(GIVEN INSTRUCTION): Count every line where "caption" shows up, and give that number only.

(DATA FOR THE TASK):
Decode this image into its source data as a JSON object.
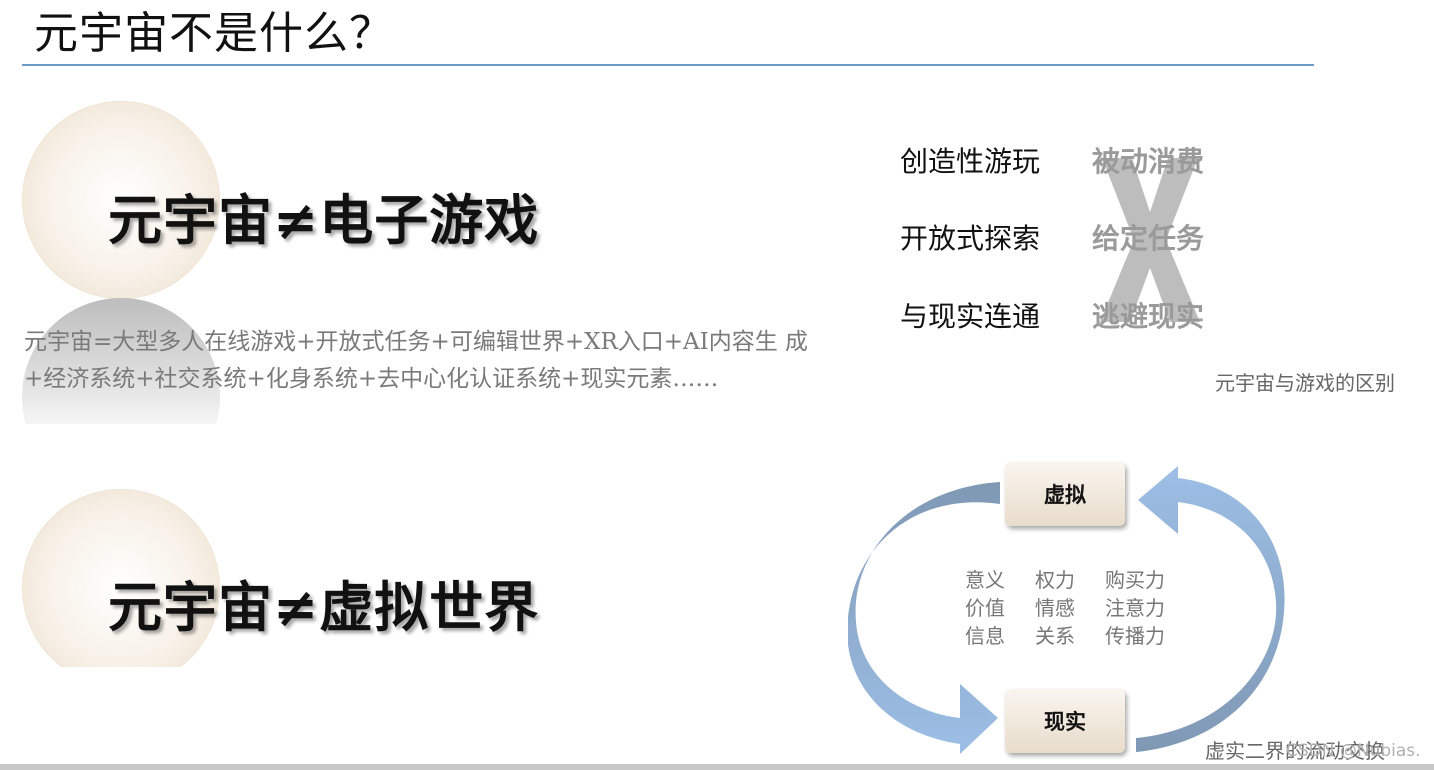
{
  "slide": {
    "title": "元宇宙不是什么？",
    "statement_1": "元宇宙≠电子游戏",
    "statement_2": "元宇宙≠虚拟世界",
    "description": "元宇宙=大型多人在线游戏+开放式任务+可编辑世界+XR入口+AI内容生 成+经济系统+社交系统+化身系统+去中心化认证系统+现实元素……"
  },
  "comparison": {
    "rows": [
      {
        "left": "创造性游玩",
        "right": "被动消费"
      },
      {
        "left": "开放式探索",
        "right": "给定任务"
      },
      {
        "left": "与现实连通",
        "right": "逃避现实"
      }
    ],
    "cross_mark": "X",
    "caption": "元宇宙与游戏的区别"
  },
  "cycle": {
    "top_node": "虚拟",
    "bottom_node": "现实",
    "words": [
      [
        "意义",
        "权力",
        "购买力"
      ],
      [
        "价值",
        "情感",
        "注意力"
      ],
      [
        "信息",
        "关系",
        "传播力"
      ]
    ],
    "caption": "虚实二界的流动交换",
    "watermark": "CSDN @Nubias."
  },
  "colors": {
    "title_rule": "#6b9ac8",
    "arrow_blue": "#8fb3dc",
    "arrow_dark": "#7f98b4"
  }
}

==

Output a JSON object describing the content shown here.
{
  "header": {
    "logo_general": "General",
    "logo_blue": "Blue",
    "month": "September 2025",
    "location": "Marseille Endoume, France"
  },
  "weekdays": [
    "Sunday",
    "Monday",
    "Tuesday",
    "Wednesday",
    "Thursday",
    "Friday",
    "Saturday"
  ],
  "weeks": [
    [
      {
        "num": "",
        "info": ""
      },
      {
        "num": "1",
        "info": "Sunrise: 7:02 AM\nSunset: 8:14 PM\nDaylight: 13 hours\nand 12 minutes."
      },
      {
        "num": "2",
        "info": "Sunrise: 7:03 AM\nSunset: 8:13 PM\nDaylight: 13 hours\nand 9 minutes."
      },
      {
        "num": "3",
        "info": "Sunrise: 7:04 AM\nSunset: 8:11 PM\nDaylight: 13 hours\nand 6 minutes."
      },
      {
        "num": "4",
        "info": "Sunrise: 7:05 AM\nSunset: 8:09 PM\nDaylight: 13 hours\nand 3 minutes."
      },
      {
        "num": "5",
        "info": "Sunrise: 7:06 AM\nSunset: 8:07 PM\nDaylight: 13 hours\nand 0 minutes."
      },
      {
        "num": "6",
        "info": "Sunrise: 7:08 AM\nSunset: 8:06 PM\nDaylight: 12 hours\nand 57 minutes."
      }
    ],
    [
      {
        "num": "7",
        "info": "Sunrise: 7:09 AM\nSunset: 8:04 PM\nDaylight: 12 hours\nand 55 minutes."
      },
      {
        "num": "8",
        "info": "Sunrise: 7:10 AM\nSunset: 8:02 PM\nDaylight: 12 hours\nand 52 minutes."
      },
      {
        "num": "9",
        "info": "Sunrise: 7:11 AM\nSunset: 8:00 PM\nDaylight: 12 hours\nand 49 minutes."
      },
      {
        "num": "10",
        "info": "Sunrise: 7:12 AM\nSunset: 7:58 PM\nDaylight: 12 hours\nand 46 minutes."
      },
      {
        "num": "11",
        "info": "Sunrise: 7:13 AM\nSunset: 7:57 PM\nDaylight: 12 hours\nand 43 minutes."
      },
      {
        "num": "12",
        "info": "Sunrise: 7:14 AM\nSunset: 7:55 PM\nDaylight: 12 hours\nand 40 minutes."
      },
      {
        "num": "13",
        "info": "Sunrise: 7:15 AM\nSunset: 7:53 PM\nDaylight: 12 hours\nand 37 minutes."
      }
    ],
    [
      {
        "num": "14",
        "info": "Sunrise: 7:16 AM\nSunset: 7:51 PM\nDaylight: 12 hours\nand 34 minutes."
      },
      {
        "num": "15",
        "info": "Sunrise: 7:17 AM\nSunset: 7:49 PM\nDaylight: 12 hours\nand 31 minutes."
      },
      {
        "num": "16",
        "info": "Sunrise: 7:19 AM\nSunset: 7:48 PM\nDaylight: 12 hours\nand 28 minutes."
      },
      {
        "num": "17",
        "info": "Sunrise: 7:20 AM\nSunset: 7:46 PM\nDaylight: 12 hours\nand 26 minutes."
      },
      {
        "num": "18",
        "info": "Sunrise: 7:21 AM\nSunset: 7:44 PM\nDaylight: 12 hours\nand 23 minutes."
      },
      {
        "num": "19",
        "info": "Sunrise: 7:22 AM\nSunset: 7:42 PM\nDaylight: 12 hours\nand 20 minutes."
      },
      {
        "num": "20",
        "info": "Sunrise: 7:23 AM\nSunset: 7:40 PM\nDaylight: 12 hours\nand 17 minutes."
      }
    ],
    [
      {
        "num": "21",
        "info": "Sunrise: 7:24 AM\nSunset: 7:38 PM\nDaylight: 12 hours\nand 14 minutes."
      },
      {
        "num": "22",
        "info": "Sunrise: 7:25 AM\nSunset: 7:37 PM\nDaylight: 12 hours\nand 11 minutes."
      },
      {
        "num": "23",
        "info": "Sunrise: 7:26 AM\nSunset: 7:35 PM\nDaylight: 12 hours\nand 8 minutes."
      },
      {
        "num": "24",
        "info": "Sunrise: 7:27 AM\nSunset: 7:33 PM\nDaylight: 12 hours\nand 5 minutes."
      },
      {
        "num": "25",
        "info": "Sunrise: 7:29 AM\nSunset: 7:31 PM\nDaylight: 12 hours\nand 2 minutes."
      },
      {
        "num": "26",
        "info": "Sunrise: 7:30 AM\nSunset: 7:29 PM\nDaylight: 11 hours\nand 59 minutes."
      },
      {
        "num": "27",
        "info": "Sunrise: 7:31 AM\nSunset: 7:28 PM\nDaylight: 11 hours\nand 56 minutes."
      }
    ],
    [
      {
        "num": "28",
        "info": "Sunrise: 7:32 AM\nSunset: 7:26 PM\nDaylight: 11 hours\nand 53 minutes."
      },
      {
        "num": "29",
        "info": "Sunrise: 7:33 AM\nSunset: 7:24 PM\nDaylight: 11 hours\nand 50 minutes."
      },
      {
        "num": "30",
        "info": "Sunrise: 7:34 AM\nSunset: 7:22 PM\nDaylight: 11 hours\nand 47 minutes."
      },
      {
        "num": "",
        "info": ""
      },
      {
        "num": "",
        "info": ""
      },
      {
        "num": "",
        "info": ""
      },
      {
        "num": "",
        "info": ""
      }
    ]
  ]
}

--

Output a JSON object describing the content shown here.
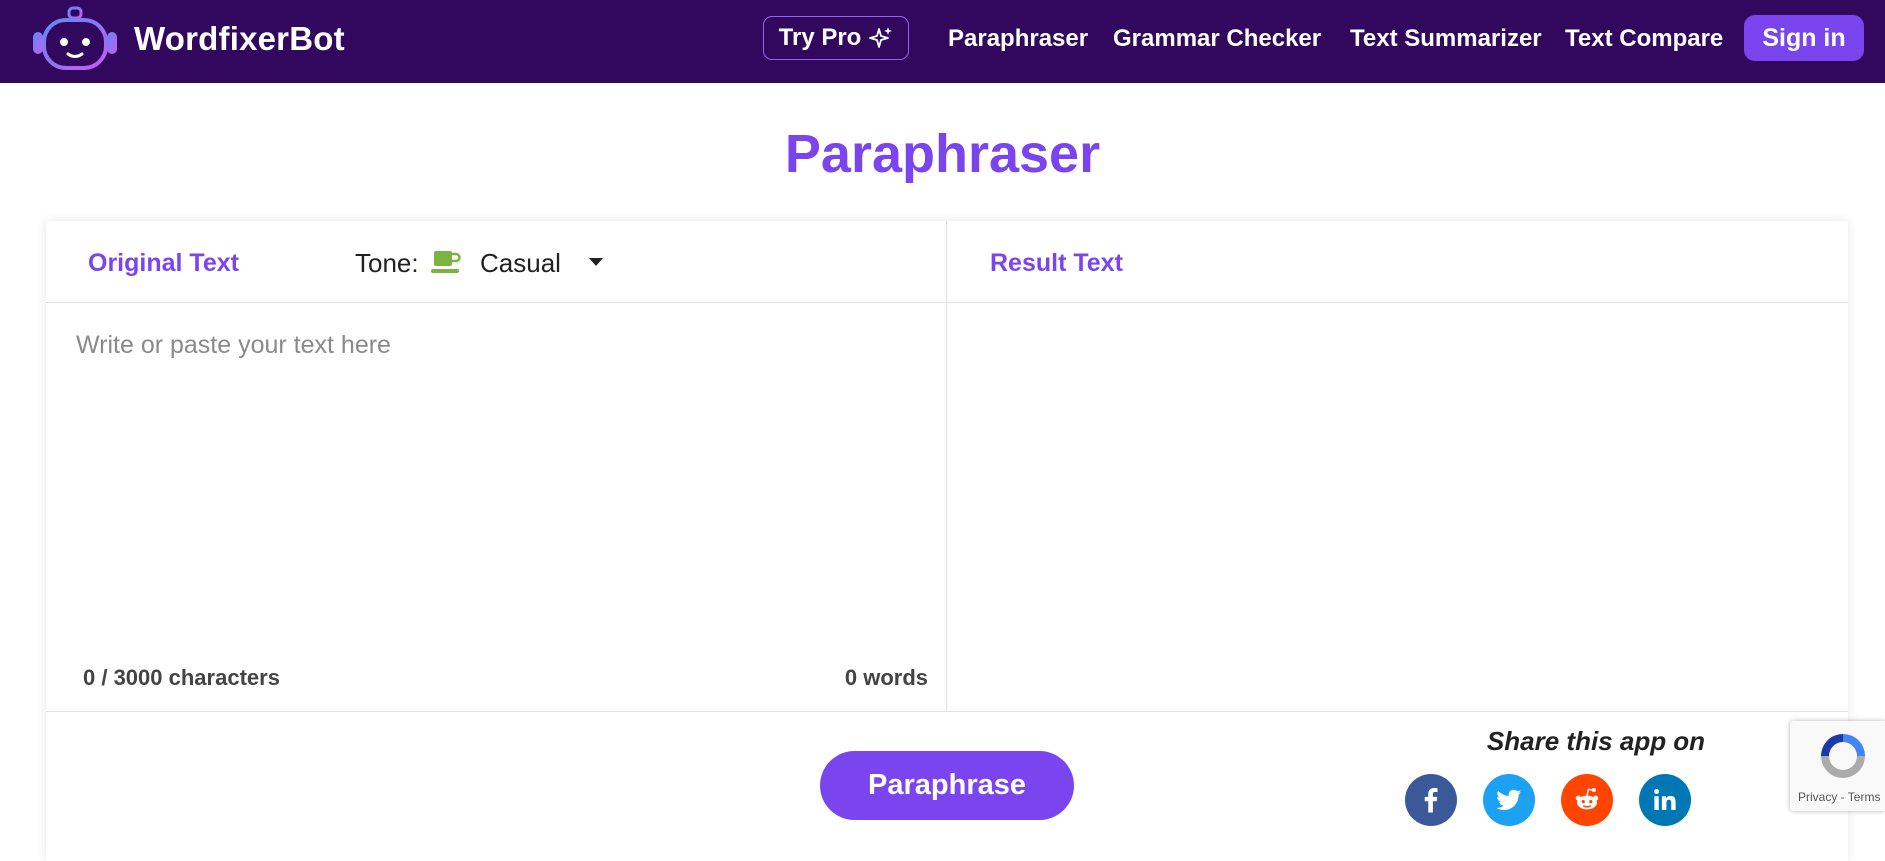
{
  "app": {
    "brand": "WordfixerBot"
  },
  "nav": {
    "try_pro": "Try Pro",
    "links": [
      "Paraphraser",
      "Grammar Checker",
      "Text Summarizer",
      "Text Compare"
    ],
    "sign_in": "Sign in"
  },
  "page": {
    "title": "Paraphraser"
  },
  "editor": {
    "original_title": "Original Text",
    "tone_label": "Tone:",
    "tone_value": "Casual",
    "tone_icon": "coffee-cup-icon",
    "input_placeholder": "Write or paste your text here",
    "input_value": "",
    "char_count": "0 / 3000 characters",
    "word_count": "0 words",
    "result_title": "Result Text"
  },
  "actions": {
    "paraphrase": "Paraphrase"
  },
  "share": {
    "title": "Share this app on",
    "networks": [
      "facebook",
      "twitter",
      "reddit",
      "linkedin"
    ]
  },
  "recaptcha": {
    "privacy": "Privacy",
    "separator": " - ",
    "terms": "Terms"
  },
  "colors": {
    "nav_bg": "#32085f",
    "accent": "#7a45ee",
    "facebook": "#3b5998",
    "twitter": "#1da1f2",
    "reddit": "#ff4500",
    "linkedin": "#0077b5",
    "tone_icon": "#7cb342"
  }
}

(RESPONSE FOR THIS EXERCISE): 2